• _EXERCISE GOAL_
Transcribe all of the entries, matching each one exactly.
[EXCERPTED RECORDS]
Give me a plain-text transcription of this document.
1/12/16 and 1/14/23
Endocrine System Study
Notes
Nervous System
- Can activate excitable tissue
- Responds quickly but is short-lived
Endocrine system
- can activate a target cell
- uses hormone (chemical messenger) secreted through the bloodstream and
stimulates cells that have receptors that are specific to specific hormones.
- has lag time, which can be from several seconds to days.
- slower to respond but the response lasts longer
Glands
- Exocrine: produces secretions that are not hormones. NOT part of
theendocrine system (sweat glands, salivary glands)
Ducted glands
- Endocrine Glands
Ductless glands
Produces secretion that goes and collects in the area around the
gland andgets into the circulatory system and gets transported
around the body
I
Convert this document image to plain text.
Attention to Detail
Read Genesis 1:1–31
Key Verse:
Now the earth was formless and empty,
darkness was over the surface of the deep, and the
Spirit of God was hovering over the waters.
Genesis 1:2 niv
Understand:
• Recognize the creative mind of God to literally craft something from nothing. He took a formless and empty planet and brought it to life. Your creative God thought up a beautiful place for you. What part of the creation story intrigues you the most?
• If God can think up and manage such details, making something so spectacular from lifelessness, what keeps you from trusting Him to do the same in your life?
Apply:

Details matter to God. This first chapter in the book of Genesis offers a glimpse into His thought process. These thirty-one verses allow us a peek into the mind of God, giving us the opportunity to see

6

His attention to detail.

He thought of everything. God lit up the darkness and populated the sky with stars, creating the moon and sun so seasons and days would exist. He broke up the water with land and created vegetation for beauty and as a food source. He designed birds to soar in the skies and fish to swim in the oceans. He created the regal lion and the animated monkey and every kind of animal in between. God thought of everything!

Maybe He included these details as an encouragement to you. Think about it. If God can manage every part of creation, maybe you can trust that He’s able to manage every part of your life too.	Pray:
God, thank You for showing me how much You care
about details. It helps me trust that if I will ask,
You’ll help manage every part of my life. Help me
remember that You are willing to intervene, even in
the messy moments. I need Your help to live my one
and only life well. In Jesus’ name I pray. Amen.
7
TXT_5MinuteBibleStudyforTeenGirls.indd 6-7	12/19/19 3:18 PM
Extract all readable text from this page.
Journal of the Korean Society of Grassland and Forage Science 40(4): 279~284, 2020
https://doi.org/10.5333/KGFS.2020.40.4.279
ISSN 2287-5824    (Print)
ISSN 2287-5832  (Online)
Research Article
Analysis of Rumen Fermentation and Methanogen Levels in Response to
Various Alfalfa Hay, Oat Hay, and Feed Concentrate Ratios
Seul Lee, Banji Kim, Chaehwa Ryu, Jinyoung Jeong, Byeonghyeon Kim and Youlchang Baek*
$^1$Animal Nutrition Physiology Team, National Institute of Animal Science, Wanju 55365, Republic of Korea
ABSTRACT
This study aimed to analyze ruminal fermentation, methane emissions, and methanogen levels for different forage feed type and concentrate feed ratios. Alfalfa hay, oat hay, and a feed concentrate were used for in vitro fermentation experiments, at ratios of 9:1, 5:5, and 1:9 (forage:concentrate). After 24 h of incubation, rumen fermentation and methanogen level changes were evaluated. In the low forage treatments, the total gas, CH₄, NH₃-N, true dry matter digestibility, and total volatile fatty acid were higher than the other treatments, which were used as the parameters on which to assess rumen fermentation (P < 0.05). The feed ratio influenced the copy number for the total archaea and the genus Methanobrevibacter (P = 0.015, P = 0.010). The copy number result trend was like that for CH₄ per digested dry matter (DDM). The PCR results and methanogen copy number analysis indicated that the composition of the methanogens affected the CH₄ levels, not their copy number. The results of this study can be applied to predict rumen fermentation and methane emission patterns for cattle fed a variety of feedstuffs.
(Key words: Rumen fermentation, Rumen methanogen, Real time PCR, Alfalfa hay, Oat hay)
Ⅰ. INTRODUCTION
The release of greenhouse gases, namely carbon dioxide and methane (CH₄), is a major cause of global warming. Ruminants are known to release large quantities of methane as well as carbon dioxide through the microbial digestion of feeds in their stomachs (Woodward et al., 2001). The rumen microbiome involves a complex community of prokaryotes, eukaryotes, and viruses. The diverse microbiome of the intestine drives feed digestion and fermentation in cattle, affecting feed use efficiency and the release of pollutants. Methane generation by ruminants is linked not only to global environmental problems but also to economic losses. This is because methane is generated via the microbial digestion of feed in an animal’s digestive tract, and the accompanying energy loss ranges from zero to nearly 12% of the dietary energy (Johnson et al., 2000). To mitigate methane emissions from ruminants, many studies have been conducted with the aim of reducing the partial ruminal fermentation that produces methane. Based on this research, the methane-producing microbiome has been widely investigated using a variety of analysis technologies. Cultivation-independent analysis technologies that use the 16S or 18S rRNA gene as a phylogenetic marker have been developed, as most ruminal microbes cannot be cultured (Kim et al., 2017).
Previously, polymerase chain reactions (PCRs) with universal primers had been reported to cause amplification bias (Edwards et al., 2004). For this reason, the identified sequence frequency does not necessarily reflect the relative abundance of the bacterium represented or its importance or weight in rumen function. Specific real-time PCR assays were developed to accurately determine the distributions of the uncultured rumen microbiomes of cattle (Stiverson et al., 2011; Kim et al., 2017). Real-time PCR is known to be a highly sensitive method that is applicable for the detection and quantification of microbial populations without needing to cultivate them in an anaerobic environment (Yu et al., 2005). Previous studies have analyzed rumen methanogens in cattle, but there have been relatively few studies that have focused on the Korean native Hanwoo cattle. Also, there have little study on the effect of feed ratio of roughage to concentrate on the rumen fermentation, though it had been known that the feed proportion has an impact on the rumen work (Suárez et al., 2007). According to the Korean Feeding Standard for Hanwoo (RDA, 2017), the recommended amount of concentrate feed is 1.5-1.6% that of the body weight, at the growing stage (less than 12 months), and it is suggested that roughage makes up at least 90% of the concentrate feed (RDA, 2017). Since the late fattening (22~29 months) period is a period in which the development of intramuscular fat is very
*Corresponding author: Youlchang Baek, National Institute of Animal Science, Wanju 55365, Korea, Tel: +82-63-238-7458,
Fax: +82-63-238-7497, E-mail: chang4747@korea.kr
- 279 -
[/EXCERPTED RECORDS]
• _ANSWER TO THE PROBLEM_
Give me a plain-text transcription of this document.
1/12/16 and 1/14/23
Endocrine System Study
Notes
Nervous System
- Can activate excitable tissue
- Responds quickly but is short-lived
Endocrine system
- can activate a target cell
- uses hormone (chemical messenger) secreted through the bloodstream and
stimulates cells that have receptors that are specific to specific hormones.
- has lag time, which can be from several seconds to days.
- slower to respond but the response lasts longer
Glands
- Exocrine: produces secretions that are not hormones. NOT part of
theendocrine system (sweat glands, salivary glands)
Ducted glands
- Endocrine Glands
Ductless glands
Produces secretion that goes and collects in the area around the
gland andgets into the circulatory system and gets transported
around the body
I
Convert this document image to plain text.
Attention to Detail
Read Genesis 1:1–31
Key Verse:
Now the earth was formless and empty,
darkness was over the surface of the deep, and the
Spirit of God was hovering over the waters.
Genesis 1:2 niv
Understand:
• Recognize the creative mind of God to literally craft something from nothing. He took a formless and empty planet and brought it to life. Your creative God thought up a beautiful place for you. What part of the creation story intrigues you the most?
• If God can think up and manage such details, making something so spectacular from lifelessness, what keeps you from trusting Him to do the same in your life?
Apply:

Details matter to God. This first chapter in the book of Genesis offers a glimpse into His thought process. These thirty-one verses allow us a peek into the mind of God, giving us the opportunity to see

6

His attention to detail.

He thought of everything. God lit up the darkness and populated the sky with stars, creating the moon and sun so seasons and days would exist. He broke up the water with land and created vegetation for beauty and as a food source. He designed birds to soar in the skies and fish to swim in the oceans. He created the regal lion and the animated monkey and every kind of animal in between. God thought of everything!

Maybe He included these details as an encouragement to you. Think about it. If God can manage every part of creation, maybe you can trust that He’s able to manage every part of your life too.	Pray:
God, thank You for showing me how much You care
about details. It helps me trust that if I will ask,
You’ll help manage every part of my life. Help me
remember that You are willing to intervene, even in
the messy moments. I need Your help to live my one
and only life well. In Jesus’ name I pray. Amen.
7
TXT_5MinuteBibleStudyforTeenGirls.indd 6-7	12/19/19 3:18 PM
Extract all readable text from this page.
Journal of the Korean Society of Grassland and Forage Science 40(4): 279~284, 2020
https://doi.org/10.5333/KGFS.2020.40.4.279
ISSN 2287-5824    (Print)
ISSN 2287-5832  (Online)
Research Article
Analysis of Rumen Fermentation and Methanogen Levels in Response to
Various Alfalfa Hay, Oat Hay, and Feed Concentrate Ratios
Seul Lee, Banji Kim, Chaehwa Ryu, Jinyoung Jeong, Byeonghyeon Kim and Youlchang Baek*
$^1$Animal Nutrition Physiology Team, National Institute of Animal Science, Wanju 55365, Republic of Korea
ABSTRACT
This study aimed to analyze ruminal fermentation, methane emissions, and methanogen levels for different forage feed type and concentrate feed ratios. Alfalfa hay, oat hay, and a feed concentrate were used for in vitro fermentation experiments, at ratios of 9:1, 5:5, and 1:9 (forage:concentrate). After 24 h of incubation, rumen fermentation and methanogen level changes were evaluated. In the low forage treatments, the total gas, CH₄, NH₃-N, true dry matter digestibility, and total volatile fatty acid were higher than the other treatments, which were used as the parameters on which to assess rumen fermentation (P < 0.05). The feed ratio influenced the copy number for the total archaea and the genus Methanobrevibacter (P = 0.015, P = 0.010). The copy number result trend was like that for CH₄ per digested dry matter (DDM). The PCR results and methanogen copy number analysis indicated that the composition of the methanogens affected the CH₄ levels, not their copy number. The results of this study can be applied to predict rumen fermentation and methane emission patterns for cattle fed a variety of feedstuffs.
(Key words: Rumen fermentation, Rumen methanogen, Real time PCR, Alfalfa hay, Oat hay)
Ⅰ. INTRODUCTION
The release of greenhouse gases, namely carbon dioxide and methane (CH₄), is a major cause of global warming. Ruminants are known to release large quantities of methane as well as carbon dioxide through the microbial digestion of feeds in their stomachs (Woodward et al., 2001). The rumen microbiome involves a complex community of prokaryotes, eukaryotes, and viruses. The diverse microbiome of the intestine drives feed digestion and fermentation in cattle, affecting feed use efficiency and the release of pollutants. Methane generation by ruminants is linked not only to global environmental problems but also to economic losses. This is because methane is generated via the microbial digestion of feed in an animal’s digestive tract, and the accompanying energy loss ranges from zero to nearly 12% of the dietary energy (Johnson et al., 2000). To mitigate methane emissions from ruminants, many studies have been conducted with the aim of reducing the partial ruminal fermentation that produces methane. Based on this research, the methane-producing microbiome has been widely investigated using a variety of analysis technologies. Cultivation-independent analysis technologies that use the 16S or 18S rRNA gene as a phylogenetic marker have been developed, as most ruminal microbes cannot be cultured (Kim et al., 2017).
Previously, polymerase chain reactions (PCRs) with universal primers had been reported to cause amplification bias (Edwards et al., 2004). For this reason, the identified sequence frequency does not necessarily reflect the relative abundance of the bacterium represented or its importance or weight in rumen function. Specific real-time PCR assays were developed to accurately determine the distributions of the uncultured rumen microbiomes of cattle (Stiverson et al., 2011; Kim et al., 2017). Real-time PCR is known to be a highly sensitive method that is applicable for the detection and quantification of microbial populations without needing to cultivate them in an anaerobic environment (Yu et al., 2005). Previous studies have analyzed rumen methanogens in cattle, but there have been relatively few studies that have focused on the Korean native Hanwoo cattle. Also, there have little study on the effect of feed ratio of roughage to concentrate on the rumen fermentation, though it had been known that the feed proportion has an impact on the rumen work (Suárez et al., 2007). According to the Korean Feeding Standard for Hanwoo (RDA, 2017), the recommended amount of concentrate feed is 1.5-1.6% that of the body weight, at the growing stage (less than 12 months), and it is suggested that roughage makes up at least 90% of the concentrate feed (RDA, 2017). Since the late fattening (22~29 months) period is a period in which the development of intramuscular fat is very
*Corresponding author: Youlchang Baek, National Institute of Animal Science, Wanju 55365, Korea, Tel: +82-63-238-7458,
Fax: +82-63-238-7497, E-mail: chang4747@korea.kr
- 279 -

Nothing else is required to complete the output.